## Aim of the exercise
Copy each line holding the string "marker".

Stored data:
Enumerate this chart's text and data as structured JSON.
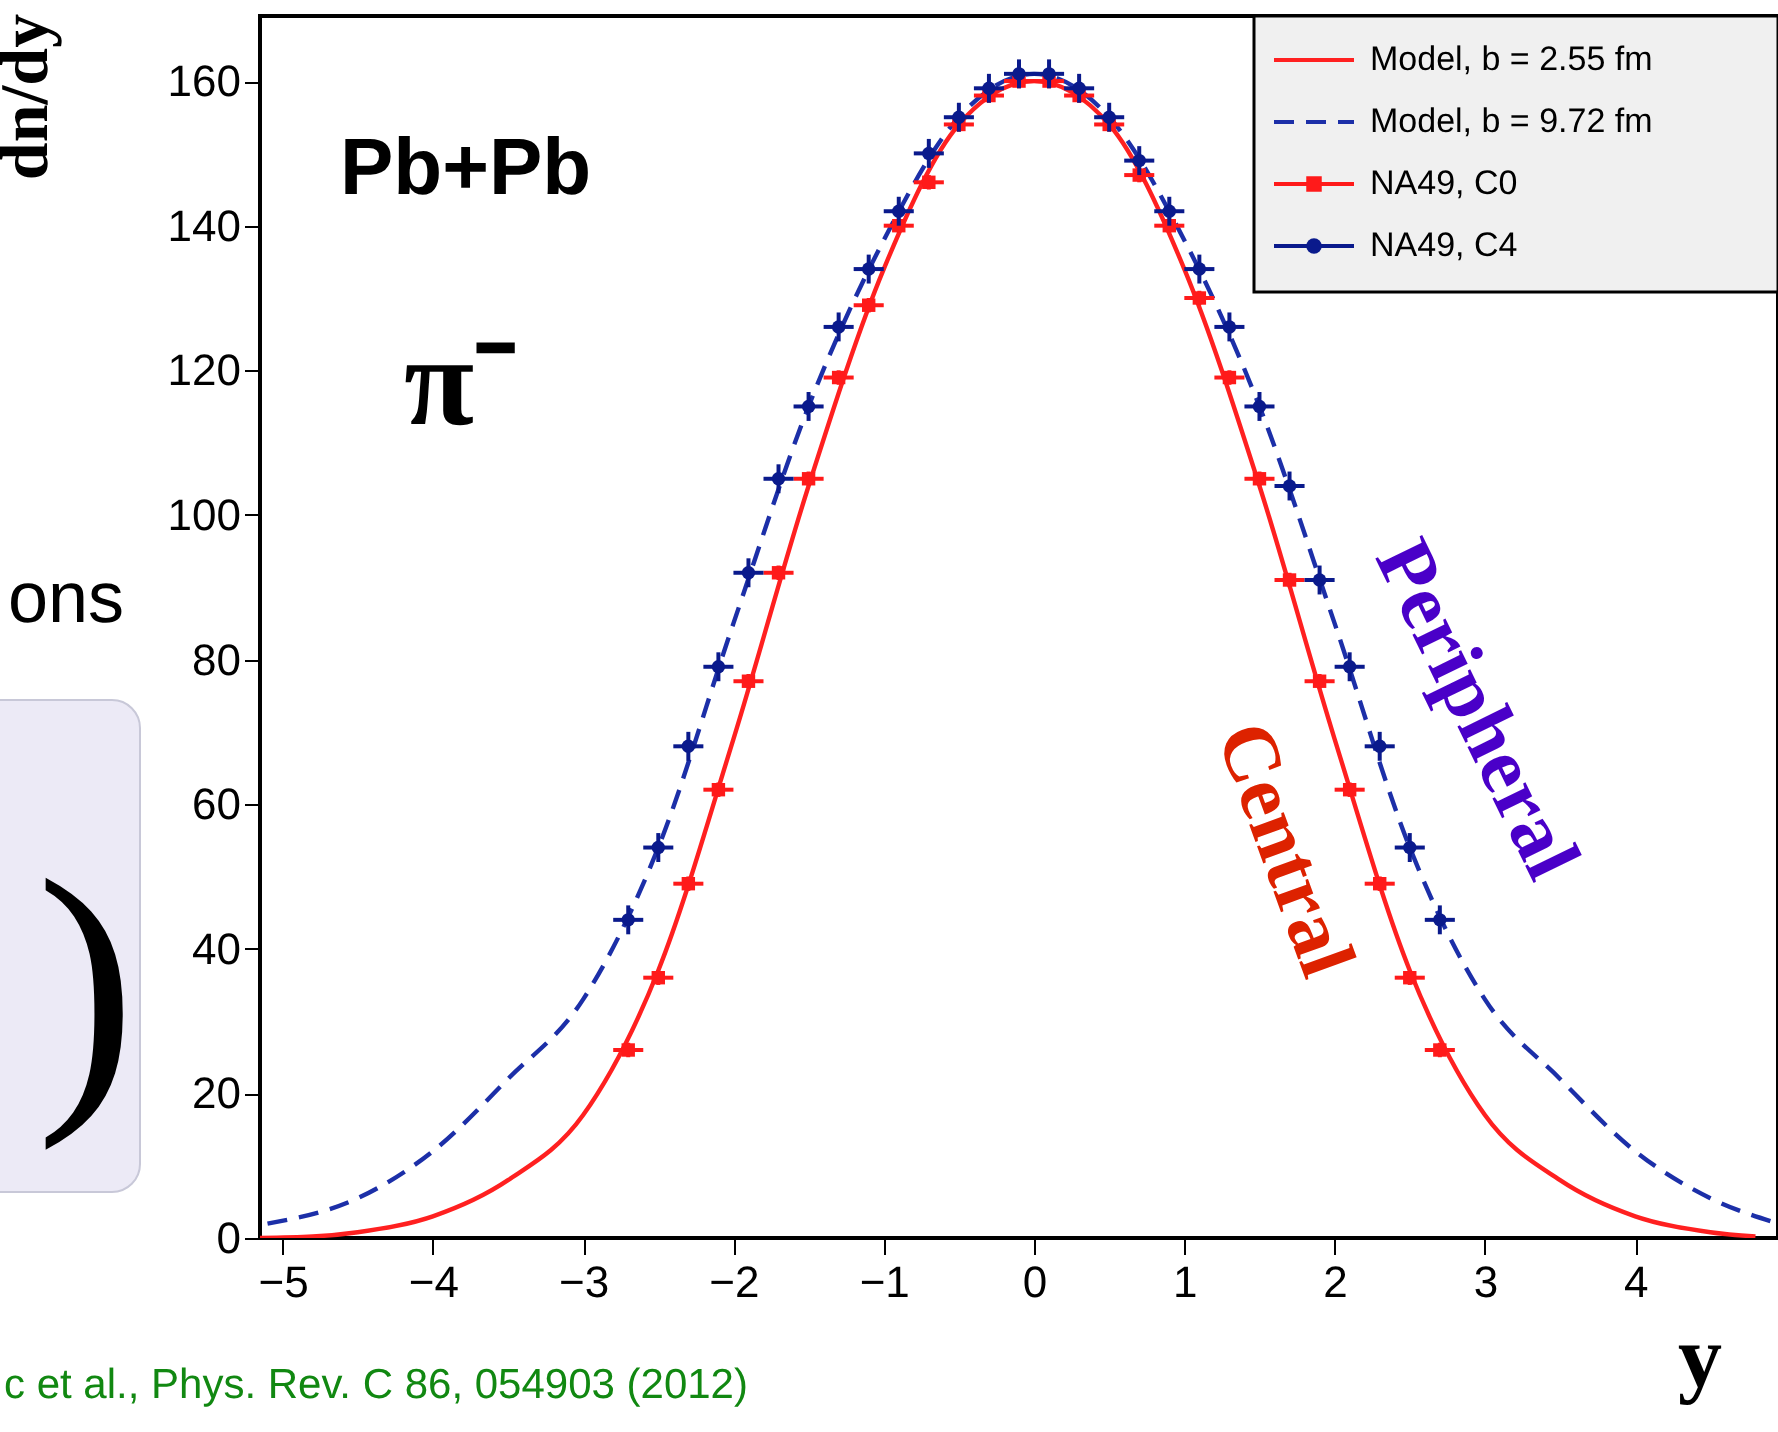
{
  "chart_data": {
    "type": "scatter",
    "ylabel": "dn/dy",
    "xlabel": "y",
    "xlim": [
      -5.15,
      4.95
    ],
    "ylim": [
      0,
      169
    ],
    "xticks": [
      -5,
      -4,
      -3,
      -2,
      -1,
      0,
      1,
      2,
      3,
      4
    ],
    "yticks": [
      0,
      20,
      40,
      60,
      80,
      100,
      120,
      140,
      160
    ],
    "grid": false,
    "legend": "top right",
    "series": [
      {
        "name": "Model, b = 2.55 fm",
        "type": "line",
        "color": "#ff2020",
        "line_style": "solid",
        "marker": "none",
        "x": [
          -5.15,
          -4.8,
          -4.5,
          -4,
          -3.5,
          -3,
          -2.5,
          -2,
          -1.5,
          -1,
          -0.5,
          0,
          0.5,
          1,
          1.5,
          2,
          2.5,
          3,
          3.5,
          4,
          4.5,
          4.8
        ],
        "values": [
          0,
          0.2,
          0.8,
          3,
          8,
          17,
          37,
          69,
          104,
          134,
          154,
          160,
          154,
          134,
          104,
          69,
          37,
          17,
          8,
          3,
          0.8,
          0.2
        ]
      },
      {
        "name": "Model, b = 9.72 fm",
        "type": "line",
        "color": "#1c2fa8",
        "line_style": "dashed",
        "marker": "none",
        "x": [
          -5.1,
          -4.5,
          -4,
          -3.5,
          -3,
          -2.5,
          -2,
          -1.5,
          -1,
          -0.5,
          0,
          0.5,
          1,
          1.5,
          2,
          2.5,
          3,
          3.5,
          4,
          4.5,
          4.95
        ],
        "values": [
          2,
          5.5,
          12,
          22,
          33,
          54,
          85,
          115,
          138,
          155,
          161,
          155,
          138,
          115,
          85,
          54,
          33,
          22,
          12,
          5.5,
          2
        ]
      },
      {
        "name": "NA49, C0",
        "color": "#ff1a1a",
        "marker": "square",
        "x": [
          -2.7,
          -2.5,
          -2.3,
          -2.1,
          -1.9,
          -1.7,
          -1.5,
          -1.3,
          -1.1,
          -0.9,
          -0.7,
          -0.5,
          -0.3,
          -0.1,
          0.1,
          0.3,
          0.5,
          0.7,
          0.9,
          1.1,
          1.3,
          1.5,
          1.7,
          1.9,
          2.1,
          2.3,
          2.5,
          2.7
        ],
        "values": [
          26,
          36,
          49,
          62,
          77,
          92,
          105,
          119,
          129,
          140,
          146,
          154,
          158,
          160,
          160,
          158,
          154,
          147,
          140,
          130,
          119,
          105,
          91,
          77,
          62,
          49,
          36,
          26
        ],
        "errors": [
          1,
          1,
          1,
          1,
          1,
          1,
          1,
          1,
          1,
          1,
          1,
          1,
          1,
          1,
          1,
          1,
          1,
          1,
          1,
          1,
          1,
          1,
          1,
          1,
          1,
          1,
          1,
          1
        ],
        "xerrors": [
          0.1,
          0.1,
          0.1,
          0.1,
          0.1,
          0.1,
          0.1,
          0.1,
          0.1,
          0.1,
          0.1,
          0.1,
          0.1,
          0.1,
          0.1,
          0.1,
          0.1,
          0.1,
          0.1,
          0.1,
          0.1,
          0.1,
          0.1,
          0.1,
          0.1,
          0.1,
          0.1,
          0.1
        ]
      },
      {
        "name": "NA49, C4",
        "color": "#0a1a8c",
        "marker": "circle",
        "x": [
          -2.7,
          -2.5,
          -2.3,
          -2.1,
          -1.9,
          -1.7,
          -1.5,
          -1.3,
          -1.1,
          -0.9,
          -0.7,
          -0.5,
          -0.3,
          -0.1,
          0.1,
          0.3,
          0.5,
          0.7,
          0.9,
          1.1,
          1.3,
          1.5,
          1.7,
          1.9,
          2.1,
          2.3,
          2.5,
          2.7
        ],
        "values": [
          44,
          54,
          68,
          79,
          92,
          105,
          115,
          126,
          134,
          142,
          150,
          155,
          159,
          161,
          161,
          159,
          155,
          149,
          142,
          134,
          126,
          115,
          104,
          91,
          79,
          68,
          54,
          44
        ],
        "errors": [
          2,
          2,
          2,
          2,
          2,
          2,
          2,
          2,
          2,
          2,
          2,
          2,
          2,
          2,
          2,
          2,
          2,
          2,
          2,
          2,
          2,
          2,
          2,
          2,
          2,
          2,
          2,
          2
        ],
        "xerrors": [
          0.1,
          0.1,
          0.1,
          0.1,
          0.1,
          0.1,
          0.1,
          0.1,
          0.1,
          0.1,
          0.1,
          0.1,
          0.1,
          0.1,
          0.1,
          0.1,
          0.1,
          0.1,
          0.1,
          0.1,
          0.1,
          0.1,
          0.1,
          0.1,
          0.1,
          0.1,
          0.1,
          0.1
        ]
      }
    ],
    "annotations": [
      "Pb+Pb",
      "π⁻",
      "Peripheral",
      "Central",
      "c et al., Phys. Rev. C 86, 054903 (2012)",
      "ons",
      ")"
    ]
  }
}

## The result
        "marker": "none",
        "marker": "none",
        "marker": "square",
        "marker": "circle",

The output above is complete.